# [TASK INSTRUCTIONS]
Return the entries verbatim and drop every picture.

Collected data
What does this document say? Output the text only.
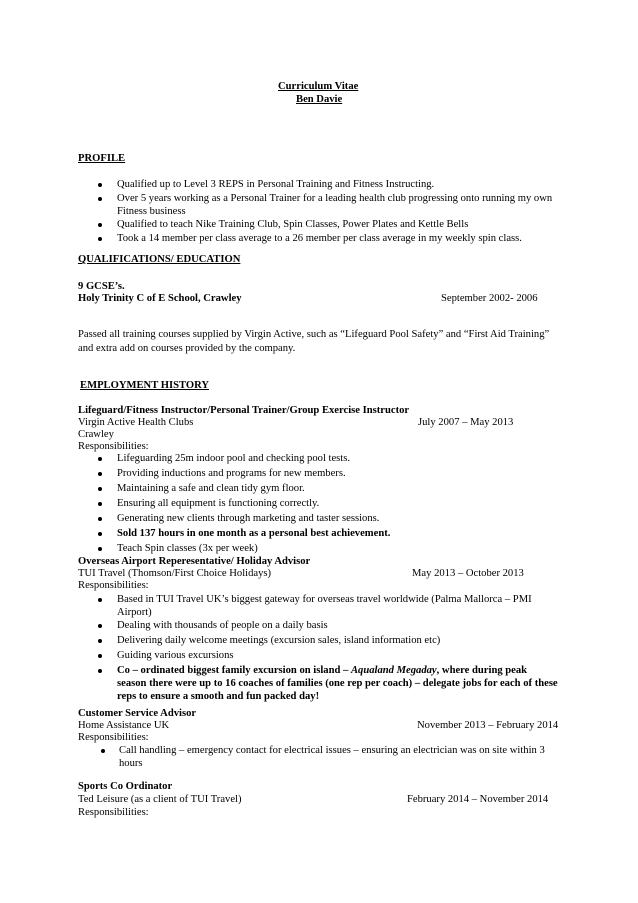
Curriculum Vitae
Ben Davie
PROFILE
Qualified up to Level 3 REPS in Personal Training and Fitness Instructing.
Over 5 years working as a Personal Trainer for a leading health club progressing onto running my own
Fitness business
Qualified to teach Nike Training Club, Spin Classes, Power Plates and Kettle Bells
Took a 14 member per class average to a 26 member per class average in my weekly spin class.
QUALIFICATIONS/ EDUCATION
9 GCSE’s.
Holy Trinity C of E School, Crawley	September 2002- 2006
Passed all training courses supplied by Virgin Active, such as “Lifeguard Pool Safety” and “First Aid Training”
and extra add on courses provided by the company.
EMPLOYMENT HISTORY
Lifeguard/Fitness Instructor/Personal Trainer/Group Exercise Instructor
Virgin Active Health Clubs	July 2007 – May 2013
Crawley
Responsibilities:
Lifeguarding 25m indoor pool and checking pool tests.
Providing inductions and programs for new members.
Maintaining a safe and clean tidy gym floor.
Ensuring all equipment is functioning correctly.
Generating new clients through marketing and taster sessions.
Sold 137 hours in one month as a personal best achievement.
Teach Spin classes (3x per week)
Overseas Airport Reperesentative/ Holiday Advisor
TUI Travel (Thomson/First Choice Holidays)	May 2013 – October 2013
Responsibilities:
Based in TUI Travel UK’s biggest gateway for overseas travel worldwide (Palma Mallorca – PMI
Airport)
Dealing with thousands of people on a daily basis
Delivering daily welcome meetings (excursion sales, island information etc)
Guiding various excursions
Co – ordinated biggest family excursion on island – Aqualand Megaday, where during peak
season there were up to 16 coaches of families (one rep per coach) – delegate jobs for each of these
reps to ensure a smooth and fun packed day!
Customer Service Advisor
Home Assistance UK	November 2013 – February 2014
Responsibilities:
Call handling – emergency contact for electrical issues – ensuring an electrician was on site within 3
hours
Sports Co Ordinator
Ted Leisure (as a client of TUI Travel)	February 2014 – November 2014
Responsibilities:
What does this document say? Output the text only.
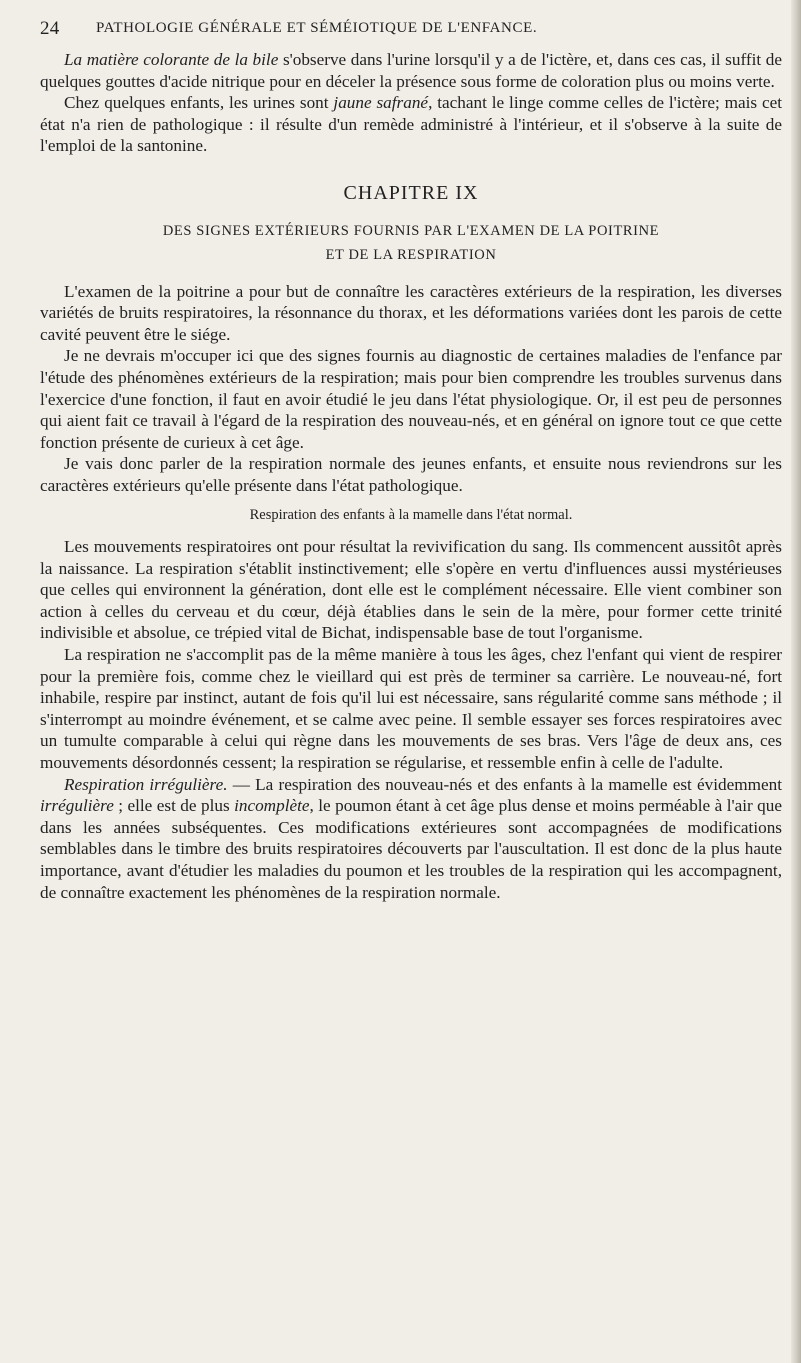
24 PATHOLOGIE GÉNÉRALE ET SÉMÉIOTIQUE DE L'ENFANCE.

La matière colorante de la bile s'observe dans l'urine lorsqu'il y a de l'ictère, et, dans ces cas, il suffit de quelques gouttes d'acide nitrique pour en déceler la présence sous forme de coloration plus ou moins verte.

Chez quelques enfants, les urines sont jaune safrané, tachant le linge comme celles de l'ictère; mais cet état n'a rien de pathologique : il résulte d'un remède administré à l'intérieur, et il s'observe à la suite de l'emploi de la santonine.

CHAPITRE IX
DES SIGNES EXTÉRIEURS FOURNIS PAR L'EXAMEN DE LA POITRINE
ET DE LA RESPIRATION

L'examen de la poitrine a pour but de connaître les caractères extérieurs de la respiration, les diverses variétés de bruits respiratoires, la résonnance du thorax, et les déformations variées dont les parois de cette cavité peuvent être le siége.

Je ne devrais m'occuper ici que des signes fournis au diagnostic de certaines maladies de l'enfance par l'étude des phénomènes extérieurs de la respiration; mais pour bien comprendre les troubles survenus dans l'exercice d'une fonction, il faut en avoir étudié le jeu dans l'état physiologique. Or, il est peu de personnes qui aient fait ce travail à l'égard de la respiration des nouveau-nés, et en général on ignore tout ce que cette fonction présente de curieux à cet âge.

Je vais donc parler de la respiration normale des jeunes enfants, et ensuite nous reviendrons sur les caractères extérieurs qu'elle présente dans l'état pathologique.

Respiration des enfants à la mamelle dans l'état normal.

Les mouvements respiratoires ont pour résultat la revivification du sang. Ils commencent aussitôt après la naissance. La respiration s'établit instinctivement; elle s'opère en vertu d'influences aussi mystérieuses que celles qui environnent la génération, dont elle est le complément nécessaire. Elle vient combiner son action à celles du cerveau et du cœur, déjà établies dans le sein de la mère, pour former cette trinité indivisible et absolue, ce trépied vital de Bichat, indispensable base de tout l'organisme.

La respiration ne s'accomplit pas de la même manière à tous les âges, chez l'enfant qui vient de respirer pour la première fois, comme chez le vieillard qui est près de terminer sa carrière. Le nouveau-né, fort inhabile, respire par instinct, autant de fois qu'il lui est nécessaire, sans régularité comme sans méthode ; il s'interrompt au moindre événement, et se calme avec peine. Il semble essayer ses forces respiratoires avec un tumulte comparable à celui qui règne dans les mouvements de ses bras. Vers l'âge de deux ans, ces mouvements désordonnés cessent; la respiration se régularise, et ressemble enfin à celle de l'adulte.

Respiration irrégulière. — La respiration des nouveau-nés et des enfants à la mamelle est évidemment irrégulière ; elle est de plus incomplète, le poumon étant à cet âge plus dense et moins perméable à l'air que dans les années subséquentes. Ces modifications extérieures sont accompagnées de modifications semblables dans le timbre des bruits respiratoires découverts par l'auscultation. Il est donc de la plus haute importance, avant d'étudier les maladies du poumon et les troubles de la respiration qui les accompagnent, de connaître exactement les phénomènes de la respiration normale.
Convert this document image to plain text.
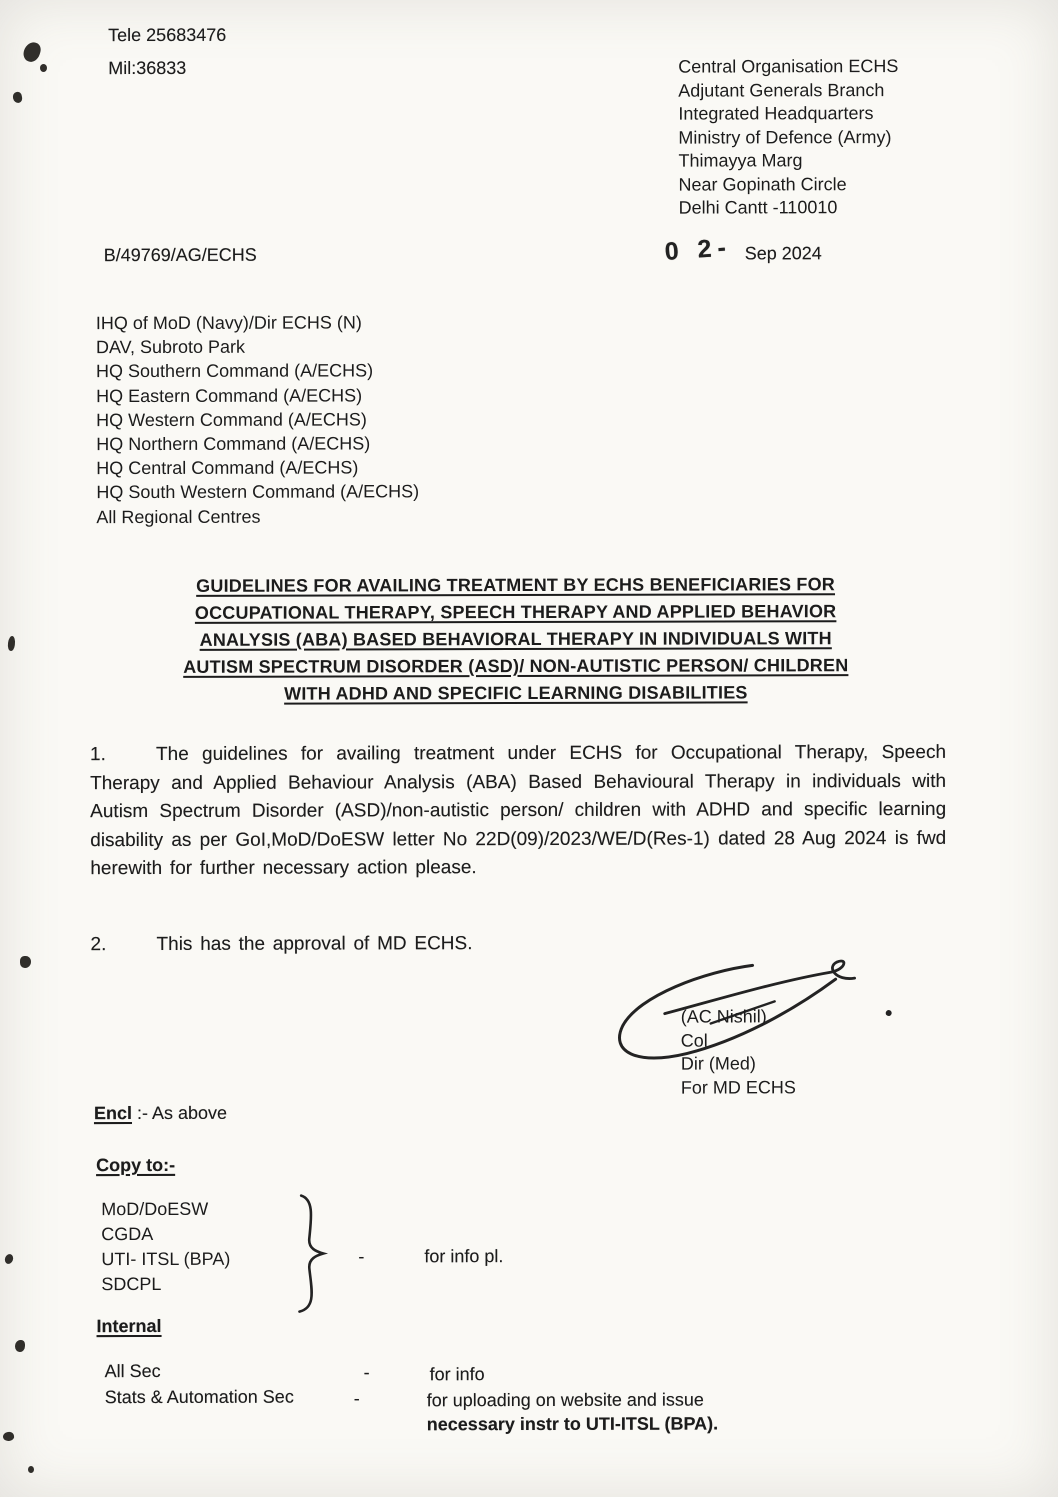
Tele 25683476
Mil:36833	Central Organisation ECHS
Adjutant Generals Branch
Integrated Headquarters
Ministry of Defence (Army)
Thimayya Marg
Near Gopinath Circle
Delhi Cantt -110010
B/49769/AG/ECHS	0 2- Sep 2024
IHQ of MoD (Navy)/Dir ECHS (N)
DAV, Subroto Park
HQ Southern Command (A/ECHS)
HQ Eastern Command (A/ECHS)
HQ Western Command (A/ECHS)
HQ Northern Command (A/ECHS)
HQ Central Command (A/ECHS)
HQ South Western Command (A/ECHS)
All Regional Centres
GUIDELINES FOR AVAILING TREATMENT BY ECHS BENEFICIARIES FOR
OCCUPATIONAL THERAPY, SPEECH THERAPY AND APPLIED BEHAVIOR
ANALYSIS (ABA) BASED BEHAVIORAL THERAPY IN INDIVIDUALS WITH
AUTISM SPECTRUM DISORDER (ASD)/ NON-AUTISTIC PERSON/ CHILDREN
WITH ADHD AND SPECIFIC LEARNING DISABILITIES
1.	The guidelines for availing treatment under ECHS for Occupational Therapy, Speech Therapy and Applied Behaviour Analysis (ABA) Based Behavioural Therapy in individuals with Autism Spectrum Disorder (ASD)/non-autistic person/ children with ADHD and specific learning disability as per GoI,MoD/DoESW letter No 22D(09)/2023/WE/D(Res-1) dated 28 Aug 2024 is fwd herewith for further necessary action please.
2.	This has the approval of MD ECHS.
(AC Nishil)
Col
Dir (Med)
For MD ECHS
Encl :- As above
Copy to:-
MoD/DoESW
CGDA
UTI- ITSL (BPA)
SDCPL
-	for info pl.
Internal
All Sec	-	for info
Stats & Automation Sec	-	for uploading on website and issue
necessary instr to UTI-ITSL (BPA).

# [SOLUTION]
What does this document say? Output the text only.
Curriculum Vitae
Ben Davie
PROFILE
Qualified up to Level 3 REPS in Personal Training and Fitness Instructing.
Over 5 years working as a Personal Trainer for a leading health club progressing onto running my own
Fitness business
Qualified to teach Nike Training Club, Spin Classes, Power Plates and Kettle Bells
Took a 14 member per class average to a 26 member per class average in my weekly spin class.
QUALIFICATIONS/ EDUCATION
9 GCSE’s.
Holy Trinity C of E School, Crawley	September 2002- 2006
Passed all training courses supplied by Virgin Active, such as “Lifeguard Pool Safety” and “First Aid Training”
and extra add on courses provided by the company.
EMPLOYMENT HISTORY
Lifeguard/Fitness Instructor/Personal Trainer/Group Exercise Instructor
Virgin Active Health Clubs	July 2007 – May 2013
Crawley
Responsibilities:
Lifeguarding 25m indoor pool and checking pool tests.
Providing inductions and programs for new members.
Maintaining a safe and clean tidy gym floor.
Ensuring all equipment is functioning correctly.
Generating new clients through marketing and taster sessions.
Sold 137 hours in one month as a personal best achievement.
Teach Spin classes (3x per week)
Overseas Airport Reperesentative/ Holiday Advisor
TUI Travel (Thomson/First Choice Holidays)	May 2013 – October 2013
Responsibilities:
Based in TUI Travel UK’s biggest gateway for overseas travel worldwide (Palma Mallorca – PMI
Airport)
Dealing with thousands of people on a daily basis
Delivering daily welcome meetings (excursion sales, island information etc)
Guiding various excursions
Co – ordinated biggest family excursion on island – Aqualand Megaday, where during peak
season there were up to 16 coaches of families (one rep per coach) – delegate jobs for each of these
reps to ensure a smooth and fun packed day!
Customer Service Advisor
Home Assistance UK	November 2013 – February 2014
Responsibilities:
Call handling – emergency contact for electrical issues – ensuring an electrician was on site within 3
hours
Sports Co Ordinator
Ted Leisure (as a client of TUI Travel)	February 2014 – November 2014
Responsibilities:
What does this document say? Output the text only.
24 PATHOLOGIE GÉNÉRALE ET SÉMÉIOTIQUE DE L'ENFANCE.

La matière colorante de la bile s'observe dans l'urine lorsqu'il y a de l'ictère, et, dans ces cas, il suffit de quelques gouttes d'acide nitrique pour en déceler la présence sous forme de coloration plus ou moins verte.

Chez quelques enfants, les urines sont jaune safrané, tachant le linge comme celles de l'ictère; mais cet état n'a rien de pathologique : il résulte d'un remède administré à l'intérieur, et il s'observe à la suite de l'emploi de la santonine.

CHAPITRE IX
DES SIGNES EXTÉRIEURS FOURNIS PAR L'EXAMEN DE LA POITRINE
ET DE LA RESPIRATION

L'examen de la poitrine a pour but de connaître les caractères extérieurs de la respiration, les diverses variétés de bruits respiratoires, la résonnance du thorax, et les déformations variées dont les parois de cette cavité peuvent être le siége.

Je ne devrais m'occuper ici que des signes fournis au diagnostic de certaines maladies de l'enfance par l'étude des phénomènes extérieurs de la respiration; mais pour bien comprendre les troubles survenus dans l'exercice d'une fonction, il faut en avoir étudié le jeu dans l'état physiologique. Or, il est peu de personnes qui aient fait ce travail à l'égard de la respiration des nouveau-nés, et en général on ignore tout ce que cette fonction présente de curieux à cet âge.

Je vais donc parler de la respiration normale des jeunes enfants, et ensuite nous reviendrons sur les caractères extérieurs qu'elle présente dans l'état pathologique.

Respiration des enfants à la mamelle dans l'état normal.

Les mouvements respiratoires ont pour résultat la revivification du sang. Ils commencent aussitôt après la naissance. La respiration s'établit instinctivement; elle s'opère en vertu d'influences aussi mystérieuses que celles qui environnent la génération, dont elle est le complément nécessaire. Elle vient combiner son action à celles du cerveau et du cœur, déjà établies dans le sein de la mère, pour former cette trinité indivisible et absolue, ce trépied vital de Bichat, indispensable base de tout l'organisme.

La respiration ne s'accomplit pas de la même manière à tous les âges, chez l'enfant qui vient de respirer pour la première fois, comme chez le vieillard qui est près de terminer sa carrière. Le nouveau-né, fort inhabile, respire par instinct, autant de fois qu'il lui est nécessaire, sans régularité comme sans méthode ; il s'interrompt au moindre événement, et se calme avec peine. Il semble essayer ses forces respiratoires avec un tumulte comparable à celui qui règne dans les mouvements de ses bras. Vers l'âge de deux ans, ces mouvements désordonnés cessent; la respiration se régularise, et ressemble enfin à celle de l'adulte.

Respiration irrégulière. — La respiration des nouveau-nés et des enfants à la mamelle est évidemment irrégulière ; elle est de plus incomplète, le poumon étant à cet âge plus dense et moins perméable à l'air que dans les années subséquentes. Ces modifications extérieures sont accompagnées de modifications semblables dans le timbre des bruits respiratoires découverts par l'auscultation. Il est donc de la plus haute importance, avant d'étudier les maladies du poumon et les troubles de la respiration qui les accompagnent, de connaître exactement les phénomènes de la respiration normale.
Convert this document image to plain text.
Tele 25683476
Mil:36833	Central Organisation ECHS
Adjutant Generals Branch
Integrated Headquarters
Ministry of Defence (Army)
Thimayya Marg
Near Gopinath Circle
Delhi Cantt -110010
B/49769/AG/ECHS	0 2- Sep 2024
IHQ of MoD (Navy)/Dir ECHS (N)
DAV, Subroto Park
HQ Southern Command (A/ECHS)
HQ Eastern Command (A/ECHS)
HQ Western Command (A/ECHS)
HQ Northern Command (A/ECHS)
HQ Central Command (A/ECHS)
HQ South Western Command (A/ECHS)
All Regional Centres
GUIDELINES FOR AVAILING TREATMENT BY ECHS BENEFICIARIES FOR
OCCUPATIONAL THERAPY, SPEECH THERAPY AND APPLIED BEHAVIOR
ANALYSIS (ABA) BASED BEHAVIORAL THERAPY IN INDIVIDUALS WITH
AUTISM SPECTRUM DISORDER (ASD)/ NON-AUTISTIC PERSON/ CHILDREN
WITH ADHD AND SPECIFIC LEARNING DISABILITIES
1.	The guidelines for availing treatment under ECHS for Occupational Therapy, Speech Therapy and Applied Behaviour Analysis (ABA) Based Behavioural Therapy in individuals with Autism Spectrum Disorder (ASD)/non-autistic person/ children with ADHD and specific learning disability as per GoI,MoD/DoESW letter No 22D(09)/2023/WE/D(Res-1) dated 28 Aug 2024 is fwd herewith for further necessary action please.
2.	This has the approval of MD ECHS.
(AC Nishil)
Col
Dir (Med)
For MD ECHS
Encl :- As above
Copy to:-
MoD/DoESW
CGDA
UTI- ITSL (BPA)
SDCPL
-	for info pl.
Internal
All Sec	-	for info
Stats & Automation Sec	-	for uploading on website and issue
necessary instr to UTI-ITSL (BPA).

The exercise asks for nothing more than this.